Figure contents as structured data:
◆ ◆ ◆

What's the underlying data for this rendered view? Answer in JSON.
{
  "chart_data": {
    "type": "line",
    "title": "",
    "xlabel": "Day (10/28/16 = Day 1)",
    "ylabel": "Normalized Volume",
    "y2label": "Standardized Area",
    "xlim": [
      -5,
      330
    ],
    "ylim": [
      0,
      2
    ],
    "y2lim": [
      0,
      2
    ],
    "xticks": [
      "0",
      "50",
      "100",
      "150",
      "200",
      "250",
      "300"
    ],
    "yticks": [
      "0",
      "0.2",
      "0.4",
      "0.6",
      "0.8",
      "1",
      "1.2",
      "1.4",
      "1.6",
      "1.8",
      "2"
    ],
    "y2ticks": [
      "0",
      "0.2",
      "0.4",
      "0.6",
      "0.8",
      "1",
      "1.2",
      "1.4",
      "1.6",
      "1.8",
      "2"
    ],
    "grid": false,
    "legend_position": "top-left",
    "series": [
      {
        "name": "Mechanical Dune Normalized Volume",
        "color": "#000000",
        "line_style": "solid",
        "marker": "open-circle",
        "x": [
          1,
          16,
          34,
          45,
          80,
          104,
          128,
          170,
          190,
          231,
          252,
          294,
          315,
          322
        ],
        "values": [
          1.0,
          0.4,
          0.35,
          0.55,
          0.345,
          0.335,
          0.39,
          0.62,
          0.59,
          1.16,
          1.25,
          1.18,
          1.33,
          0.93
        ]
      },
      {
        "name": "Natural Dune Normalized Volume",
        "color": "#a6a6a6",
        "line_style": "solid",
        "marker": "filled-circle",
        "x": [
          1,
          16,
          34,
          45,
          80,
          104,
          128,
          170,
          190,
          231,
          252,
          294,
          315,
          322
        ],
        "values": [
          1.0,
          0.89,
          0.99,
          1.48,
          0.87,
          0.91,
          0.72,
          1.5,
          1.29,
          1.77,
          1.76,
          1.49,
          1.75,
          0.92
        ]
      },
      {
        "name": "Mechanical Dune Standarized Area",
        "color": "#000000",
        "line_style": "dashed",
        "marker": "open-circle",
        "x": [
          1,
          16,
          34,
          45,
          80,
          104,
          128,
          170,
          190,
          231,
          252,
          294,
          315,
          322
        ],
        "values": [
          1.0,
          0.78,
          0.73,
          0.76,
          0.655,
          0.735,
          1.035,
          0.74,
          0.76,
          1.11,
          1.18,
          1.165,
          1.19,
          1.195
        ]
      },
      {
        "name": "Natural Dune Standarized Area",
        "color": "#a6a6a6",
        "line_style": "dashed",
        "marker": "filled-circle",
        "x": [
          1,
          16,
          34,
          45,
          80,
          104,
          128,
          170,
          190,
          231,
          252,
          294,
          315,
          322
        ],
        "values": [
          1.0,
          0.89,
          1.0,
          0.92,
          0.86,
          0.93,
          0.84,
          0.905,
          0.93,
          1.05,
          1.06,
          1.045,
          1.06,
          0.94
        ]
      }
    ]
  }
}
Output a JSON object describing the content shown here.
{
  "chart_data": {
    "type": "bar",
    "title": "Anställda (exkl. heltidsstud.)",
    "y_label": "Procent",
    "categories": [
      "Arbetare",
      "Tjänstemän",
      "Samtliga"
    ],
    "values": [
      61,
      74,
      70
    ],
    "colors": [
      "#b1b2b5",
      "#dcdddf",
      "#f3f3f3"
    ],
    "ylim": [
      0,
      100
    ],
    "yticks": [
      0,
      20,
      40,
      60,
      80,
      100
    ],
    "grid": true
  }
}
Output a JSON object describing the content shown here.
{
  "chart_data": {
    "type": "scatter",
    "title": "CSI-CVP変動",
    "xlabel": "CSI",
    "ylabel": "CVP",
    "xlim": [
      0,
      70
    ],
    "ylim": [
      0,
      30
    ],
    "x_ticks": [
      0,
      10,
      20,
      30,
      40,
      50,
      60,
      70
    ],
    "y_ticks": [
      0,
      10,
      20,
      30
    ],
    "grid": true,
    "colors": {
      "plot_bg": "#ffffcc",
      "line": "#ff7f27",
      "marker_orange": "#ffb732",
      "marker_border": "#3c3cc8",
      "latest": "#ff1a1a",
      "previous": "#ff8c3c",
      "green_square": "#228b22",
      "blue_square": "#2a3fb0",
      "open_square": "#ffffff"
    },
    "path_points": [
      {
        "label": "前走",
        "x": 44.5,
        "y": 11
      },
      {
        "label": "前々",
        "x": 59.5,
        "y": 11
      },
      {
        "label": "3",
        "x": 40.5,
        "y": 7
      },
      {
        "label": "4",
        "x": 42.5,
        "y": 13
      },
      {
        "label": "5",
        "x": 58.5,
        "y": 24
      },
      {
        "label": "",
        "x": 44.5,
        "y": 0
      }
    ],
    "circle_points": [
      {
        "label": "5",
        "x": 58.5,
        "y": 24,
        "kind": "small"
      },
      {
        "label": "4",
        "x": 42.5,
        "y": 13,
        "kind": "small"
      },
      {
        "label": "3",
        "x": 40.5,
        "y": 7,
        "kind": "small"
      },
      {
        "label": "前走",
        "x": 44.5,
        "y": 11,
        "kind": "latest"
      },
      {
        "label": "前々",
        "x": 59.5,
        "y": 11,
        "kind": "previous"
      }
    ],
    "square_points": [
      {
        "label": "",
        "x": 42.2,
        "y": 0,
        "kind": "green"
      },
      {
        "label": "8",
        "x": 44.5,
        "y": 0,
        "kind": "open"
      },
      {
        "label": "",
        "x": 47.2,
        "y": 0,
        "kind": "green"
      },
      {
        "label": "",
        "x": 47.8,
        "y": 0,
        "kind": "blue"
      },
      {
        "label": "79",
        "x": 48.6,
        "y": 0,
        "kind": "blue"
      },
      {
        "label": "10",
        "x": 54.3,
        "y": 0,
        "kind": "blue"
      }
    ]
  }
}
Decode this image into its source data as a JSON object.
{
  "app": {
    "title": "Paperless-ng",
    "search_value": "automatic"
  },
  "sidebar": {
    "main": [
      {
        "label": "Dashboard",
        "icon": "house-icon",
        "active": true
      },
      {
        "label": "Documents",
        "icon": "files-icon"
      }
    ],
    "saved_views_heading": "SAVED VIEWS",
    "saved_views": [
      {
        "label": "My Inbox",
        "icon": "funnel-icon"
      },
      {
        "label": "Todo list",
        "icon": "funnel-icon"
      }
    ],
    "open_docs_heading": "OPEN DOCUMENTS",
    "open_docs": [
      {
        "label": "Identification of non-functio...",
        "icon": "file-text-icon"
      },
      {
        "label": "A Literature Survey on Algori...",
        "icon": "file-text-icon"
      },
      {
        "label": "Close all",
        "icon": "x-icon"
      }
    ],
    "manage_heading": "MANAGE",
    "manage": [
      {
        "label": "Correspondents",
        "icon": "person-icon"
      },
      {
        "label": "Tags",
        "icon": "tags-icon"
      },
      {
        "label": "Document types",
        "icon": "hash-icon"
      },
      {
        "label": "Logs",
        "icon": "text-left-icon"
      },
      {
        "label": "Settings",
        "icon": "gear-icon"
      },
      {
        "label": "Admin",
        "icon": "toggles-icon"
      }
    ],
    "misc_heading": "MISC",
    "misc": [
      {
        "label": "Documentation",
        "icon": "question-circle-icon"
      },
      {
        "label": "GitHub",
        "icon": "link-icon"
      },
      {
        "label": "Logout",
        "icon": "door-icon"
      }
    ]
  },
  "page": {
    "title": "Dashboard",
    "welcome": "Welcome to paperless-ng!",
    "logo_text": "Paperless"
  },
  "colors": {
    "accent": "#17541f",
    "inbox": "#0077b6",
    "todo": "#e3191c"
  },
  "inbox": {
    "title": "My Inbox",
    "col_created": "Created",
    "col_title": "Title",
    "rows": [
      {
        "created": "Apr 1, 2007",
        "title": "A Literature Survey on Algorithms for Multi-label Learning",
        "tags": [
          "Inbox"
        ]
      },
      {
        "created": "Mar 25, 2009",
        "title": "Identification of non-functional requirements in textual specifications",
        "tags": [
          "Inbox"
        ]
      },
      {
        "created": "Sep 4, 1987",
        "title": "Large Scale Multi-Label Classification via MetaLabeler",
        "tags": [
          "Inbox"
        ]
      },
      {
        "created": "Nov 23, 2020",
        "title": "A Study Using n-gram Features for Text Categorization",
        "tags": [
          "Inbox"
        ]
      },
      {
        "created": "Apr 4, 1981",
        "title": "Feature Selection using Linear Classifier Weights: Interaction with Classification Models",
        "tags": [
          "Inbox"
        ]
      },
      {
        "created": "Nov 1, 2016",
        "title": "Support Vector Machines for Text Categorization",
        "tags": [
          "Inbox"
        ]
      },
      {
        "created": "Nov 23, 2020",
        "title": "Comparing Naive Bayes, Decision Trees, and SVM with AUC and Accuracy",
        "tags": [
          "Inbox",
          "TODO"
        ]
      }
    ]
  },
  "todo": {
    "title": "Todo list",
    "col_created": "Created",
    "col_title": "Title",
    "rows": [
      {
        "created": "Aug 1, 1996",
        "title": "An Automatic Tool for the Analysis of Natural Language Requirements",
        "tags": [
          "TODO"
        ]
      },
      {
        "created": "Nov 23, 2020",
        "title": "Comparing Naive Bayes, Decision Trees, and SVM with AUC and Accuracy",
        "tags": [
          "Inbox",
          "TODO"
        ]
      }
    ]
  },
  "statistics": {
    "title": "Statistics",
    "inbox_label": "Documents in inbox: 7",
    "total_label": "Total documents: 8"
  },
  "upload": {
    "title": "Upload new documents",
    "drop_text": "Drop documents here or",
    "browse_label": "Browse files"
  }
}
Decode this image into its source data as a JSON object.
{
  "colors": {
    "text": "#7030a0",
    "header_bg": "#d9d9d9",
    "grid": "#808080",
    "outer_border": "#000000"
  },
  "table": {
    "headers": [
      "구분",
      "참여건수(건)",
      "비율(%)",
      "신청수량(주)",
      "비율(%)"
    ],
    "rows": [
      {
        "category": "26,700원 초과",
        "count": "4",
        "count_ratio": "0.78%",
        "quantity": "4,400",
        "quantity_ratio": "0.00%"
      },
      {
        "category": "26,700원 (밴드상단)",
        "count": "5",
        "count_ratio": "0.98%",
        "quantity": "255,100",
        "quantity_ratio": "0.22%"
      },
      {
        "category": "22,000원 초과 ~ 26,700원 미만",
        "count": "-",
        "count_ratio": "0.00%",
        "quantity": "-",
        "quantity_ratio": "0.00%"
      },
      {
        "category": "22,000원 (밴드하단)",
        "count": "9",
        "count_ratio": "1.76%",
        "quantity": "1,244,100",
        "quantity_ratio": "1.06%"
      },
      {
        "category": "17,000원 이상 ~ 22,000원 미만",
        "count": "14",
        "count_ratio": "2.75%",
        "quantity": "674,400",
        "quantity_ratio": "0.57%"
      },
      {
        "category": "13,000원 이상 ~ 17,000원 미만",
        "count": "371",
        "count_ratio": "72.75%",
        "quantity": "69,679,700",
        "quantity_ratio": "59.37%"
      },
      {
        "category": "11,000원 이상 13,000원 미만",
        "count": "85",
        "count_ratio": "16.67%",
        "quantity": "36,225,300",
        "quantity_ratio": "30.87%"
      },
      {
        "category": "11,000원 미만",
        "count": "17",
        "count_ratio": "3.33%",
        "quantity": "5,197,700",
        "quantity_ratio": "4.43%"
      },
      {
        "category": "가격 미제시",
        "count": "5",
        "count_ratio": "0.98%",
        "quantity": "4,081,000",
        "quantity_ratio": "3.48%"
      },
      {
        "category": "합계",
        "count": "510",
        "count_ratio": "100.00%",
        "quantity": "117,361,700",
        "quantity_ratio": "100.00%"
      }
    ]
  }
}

◆ ◆ ◆

### AIM
Look through the material above and pick out each line holding the word "Volume".

### RESULT FOR THIS TASK
    "ylabel": "Normalized Volume",
        "name": "Mechanical Dune Normalized Volume",
        "name": "Natural Dune Normalized Volume",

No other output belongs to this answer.